_GOAL:_
Type out the records that follow, exactly as given.

_RECORDS FOR THE EXERCISE:_

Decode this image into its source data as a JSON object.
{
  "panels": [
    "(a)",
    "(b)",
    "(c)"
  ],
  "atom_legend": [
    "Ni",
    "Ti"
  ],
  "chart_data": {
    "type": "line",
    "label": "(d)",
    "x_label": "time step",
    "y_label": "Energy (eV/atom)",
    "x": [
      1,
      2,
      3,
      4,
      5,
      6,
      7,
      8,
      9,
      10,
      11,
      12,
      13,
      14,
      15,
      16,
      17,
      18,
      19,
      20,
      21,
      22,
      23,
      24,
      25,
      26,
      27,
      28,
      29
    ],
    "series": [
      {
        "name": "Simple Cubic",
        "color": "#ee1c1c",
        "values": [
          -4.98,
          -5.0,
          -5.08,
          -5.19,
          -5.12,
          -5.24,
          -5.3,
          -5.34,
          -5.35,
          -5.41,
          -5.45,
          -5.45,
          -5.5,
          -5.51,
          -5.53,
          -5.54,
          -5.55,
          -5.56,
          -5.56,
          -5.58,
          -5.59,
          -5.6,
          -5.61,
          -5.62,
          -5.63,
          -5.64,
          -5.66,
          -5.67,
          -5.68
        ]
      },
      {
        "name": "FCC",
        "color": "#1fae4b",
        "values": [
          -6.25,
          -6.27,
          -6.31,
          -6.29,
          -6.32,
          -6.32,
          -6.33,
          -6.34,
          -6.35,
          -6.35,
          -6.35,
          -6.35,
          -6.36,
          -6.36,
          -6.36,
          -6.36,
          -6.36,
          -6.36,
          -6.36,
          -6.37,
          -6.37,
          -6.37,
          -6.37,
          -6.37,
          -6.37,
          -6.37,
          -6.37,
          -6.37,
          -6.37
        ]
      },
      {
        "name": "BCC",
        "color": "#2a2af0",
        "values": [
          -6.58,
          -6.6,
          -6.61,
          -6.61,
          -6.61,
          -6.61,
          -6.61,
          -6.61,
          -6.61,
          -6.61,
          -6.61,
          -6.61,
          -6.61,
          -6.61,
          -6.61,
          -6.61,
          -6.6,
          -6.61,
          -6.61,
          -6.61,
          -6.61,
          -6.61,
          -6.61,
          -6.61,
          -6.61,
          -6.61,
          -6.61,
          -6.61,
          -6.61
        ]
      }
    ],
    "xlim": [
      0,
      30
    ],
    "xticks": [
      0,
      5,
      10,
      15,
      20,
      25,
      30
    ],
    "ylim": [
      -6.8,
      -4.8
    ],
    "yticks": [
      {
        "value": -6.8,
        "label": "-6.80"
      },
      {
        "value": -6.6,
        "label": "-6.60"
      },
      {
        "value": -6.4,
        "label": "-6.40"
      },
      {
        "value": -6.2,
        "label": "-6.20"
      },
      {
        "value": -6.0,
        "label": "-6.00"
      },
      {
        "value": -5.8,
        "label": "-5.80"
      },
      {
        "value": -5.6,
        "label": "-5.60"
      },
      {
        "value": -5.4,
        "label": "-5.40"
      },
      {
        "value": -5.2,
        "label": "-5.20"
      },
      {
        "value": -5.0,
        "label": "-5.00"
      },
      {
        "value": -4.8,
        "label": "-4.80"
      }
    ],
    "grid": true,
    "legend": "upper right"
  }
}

_FULL OUTPUT:_
Decode this image into its source data as a JSON object.
{
  "panels": [
    "(a)",
    "(b)",
    "(c)"
  ],
  "atom_legend": [
    "Ni",
    "Ti"
  ],
  "chart_data": {
    "type": "line",
    "label": "(d)",
    "x_label": "time step",
    "y_label": "Energy (eV/atom)",
    "x": [
      1,
      2,
      3,
      4,
      5,
      6,
      7,
      8,
      9,
      10,
      11,
      12,
      13,
      14,
      15,
      16,
      17,
      18,
      19,
      20,
      21,
      22,
      23,
      24,
      25,
      26,
      27,
      28,
      29
    ],
    "series": [
      {
        "name": "Simple Cubic",
        "color": "#ee1c1c",
        "values": [
          -4.98,
          -5.0,
          -5.08,
          -5.19,
          -5.12,
          -5.24,
          -5.3,
          -5.34,
          -5.35,
          -5.41,
          -5.45,
          -5.45,
          -5.5,
          -5.51,
          -5.53,
          -5.54,
          -5.55,
          -5.56,
          -5.56,
          -5.58,
          -5.59,
          -5.6,
          -5.61,
          -5.62,
          -5.63,
          -5.64,
          -5.66,
          -5.67,
          -5.68
        ]
      },
      {
        "name": "FCC",
        "color": "#1fae4b",
        "values": [
          -6.25,
          -6.27,
          -6.31,
          -6.29,
          -6.32,
          -6.32,
          -6.33,
          -6.34,
          -6.35,
          -6.35,
          -6.35,
          -6.35,
          -6.36,
          -6.36,
          -6.36,
          -6.36,
          -6.36,
          -6.36,
          -6.36,
          -6.37,
          -6.37,
          -6.37,
          -6.37,
          -6.37,
          -6.37,
          -6.37,
          -6.37,
          -6.37,
          -6.37
        ]
      },
      {
        "name": "BCC",
        "color": "#2a2af0",
        "values": [
          -6.58,
          -6.6,
          -6.61,
          -6.61,
          -6.61,
          -6.61,
          -6.61,
          -6.61,
          -6.61,
          -6.61,
          -6.61,
          -6.61,
          -6.61,
          -6.61,
          -6.61,
          -6.61,
          -6.6,
          -6.61,
          -6.61,
          -6.61,
          -6.61,
          -6.61,
          -6.61,
          -6.61,
          -6.61,
          -6.61,
          -6.61,
          -6.61,
          -6.61
        ]
      }
    ],
    "xlim": [
      0,
      30
    ],
    "xticks": [
      0,
      5,
      10,
      15,
      20,
      25,
      30
    ],
    "ylim": [
      -6.8,
      -4.8
    ],
    "yticks": [
      {
        "value": -6.8,
        "label": "-6.80"
      },
      {
        "value": -6.6,
        "label": "-6.60"
      },
      {
        "value": -6.4,
        "label": "-6.40"
      },
      {
        "value": -6.2,
        "label": "-6.20"
      },
      {
        "value": -6.0,
        "label": "-6.00"
      },
      {
        "value": -5.8,
        "label": "-5.80"
      },
      {
        "value": -5.6,
        "label": "-5.60"
      },
      {
        "value": -5.4,
        "label": "-5.40"
      },
      {
        "value": -5.2,
        "label": "-5.20"
      },
      {
        "value": -5.0,
        "label": "-5.00"
      },
      {
        "value": -4.8,
        "label": "-4.80"
      }
    ],
    "grid": true,
    "legend": "upper right"
  }
}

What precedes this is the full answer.